* Dataset content:
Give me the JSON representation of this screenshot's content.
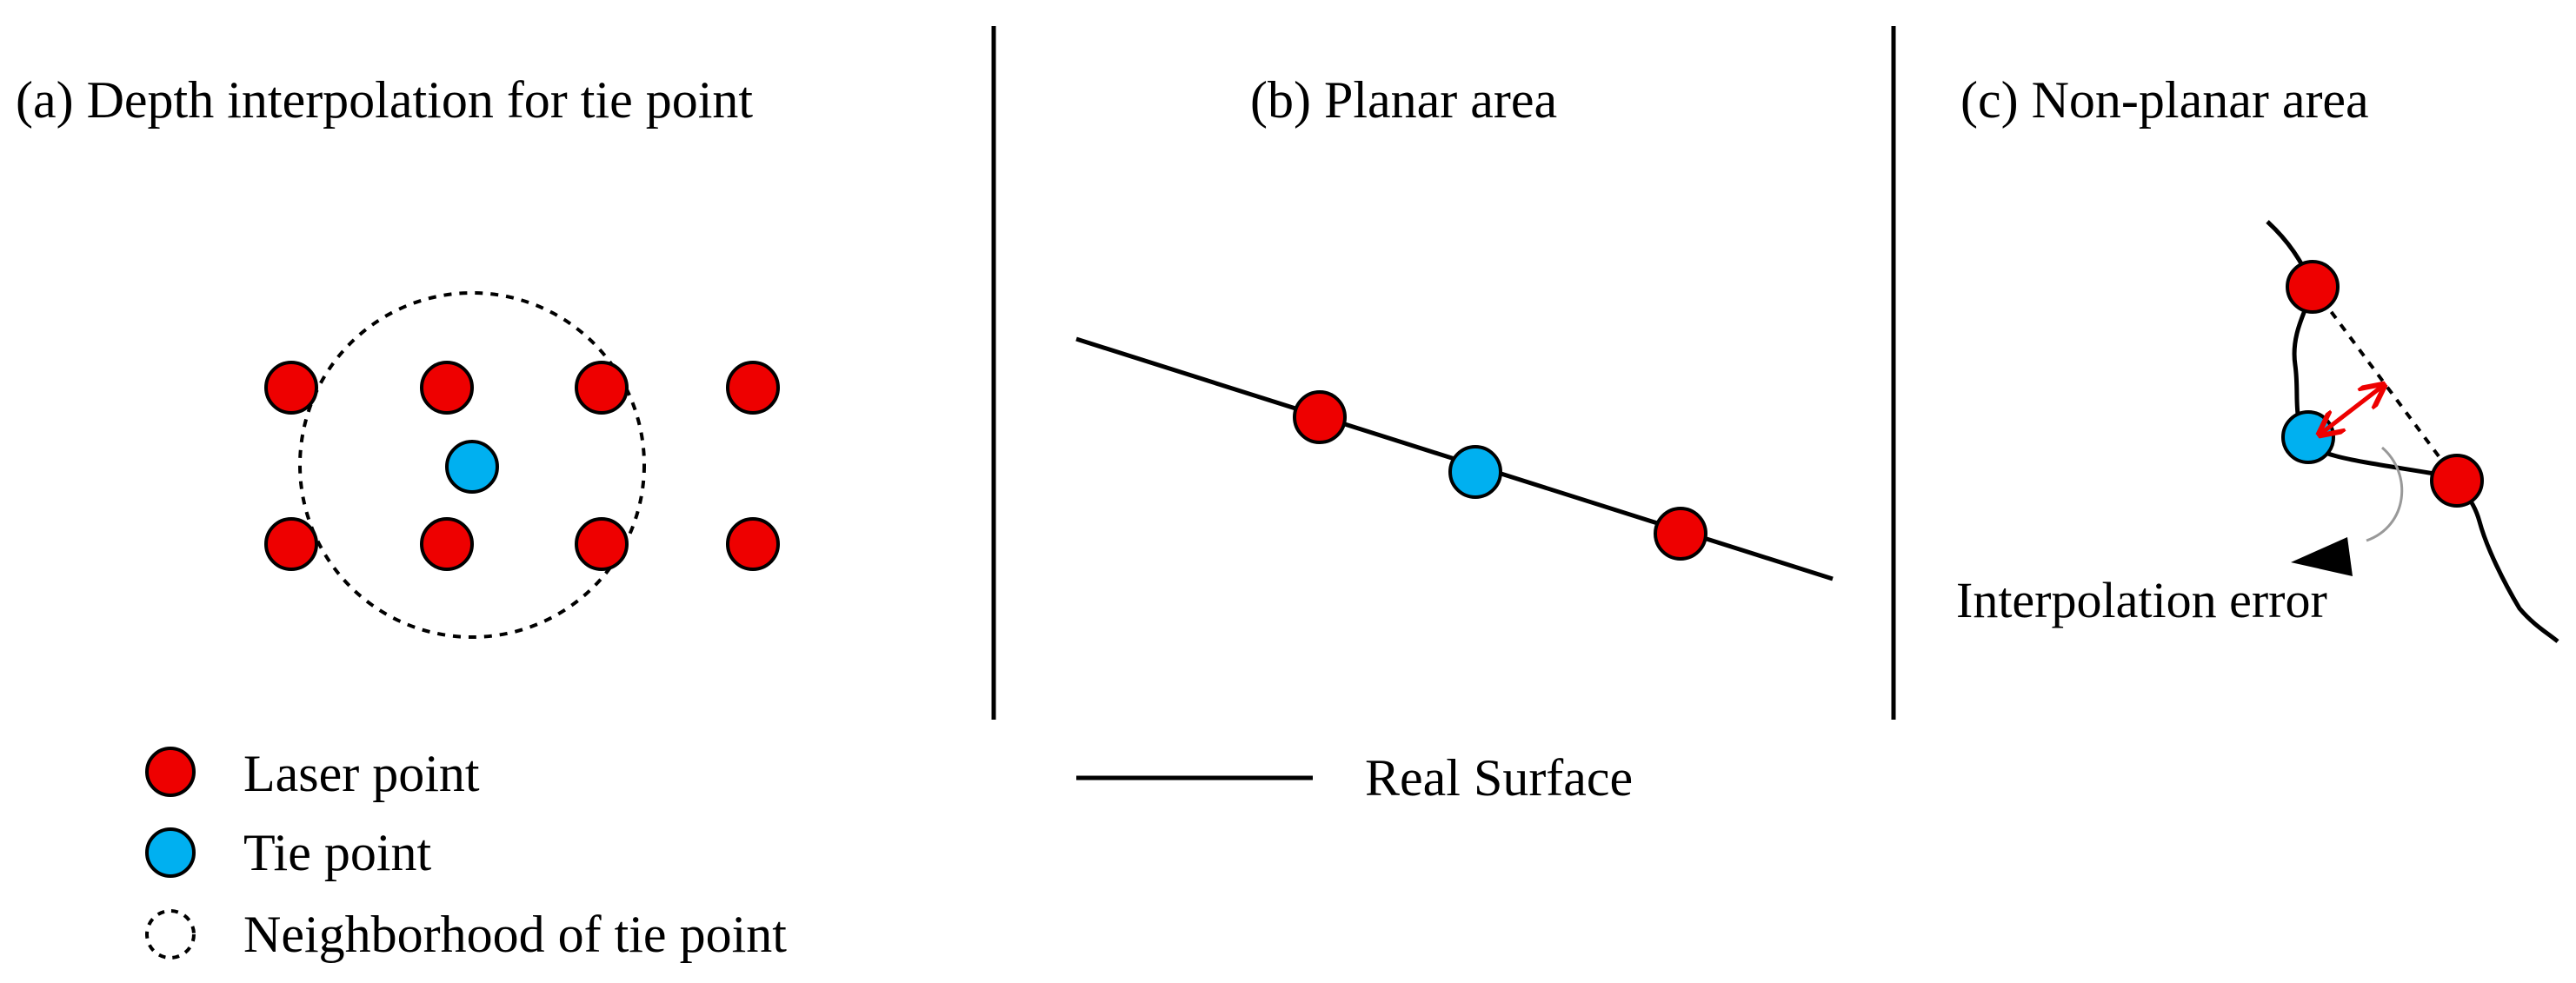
{
  "panels": {
    "a": {
      "title": "(a) Depth interpolation for tie point"
    },
    "b": {
      "title": "(b) Planar area"
    },
    "c": {
      "title": "(c)  Non-planar area",
      "annotation": "Interpolation error"
    }
  },
  "legend": {
    "laser": "Laser point",
    "tie": "Tie point",
    "neighborhood": "Neighborhood of tie point",
    "surface": "Real Surface"
  },
  "colors": {
    "laser": "#ee0000",
    "tie": "#00b0f0",
    "error_arrow": "#ee0000",
    "outline": "#000000"
  }
}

* Given exercise:
Without the pictures, restate each entry exactly.

* Task output:
Give me the JSON representation of this screenshot's content.
{
  "panels": {
    "a": {
      "title": "(a) Depth interpolation for tie point"
    },
    "b": {
      "title": "(b) Planar area"
    },
    "c": {
      "title": "(c)  Non-planar area",
      "annotation": "Interpolation error"
    }
  },
  "legend": {
    "laser": "Laser point",
    "tie": "Tie point",
    "neighborhood": "Neighborhood of tie point",
    "surface": "Real Surface"
  },
  "colors": {
    "laser": "#ee0000",
    "tie": "#00b0f0",
    "error_arrow": "#ee0000",
    "outline": "#000000"
  }
}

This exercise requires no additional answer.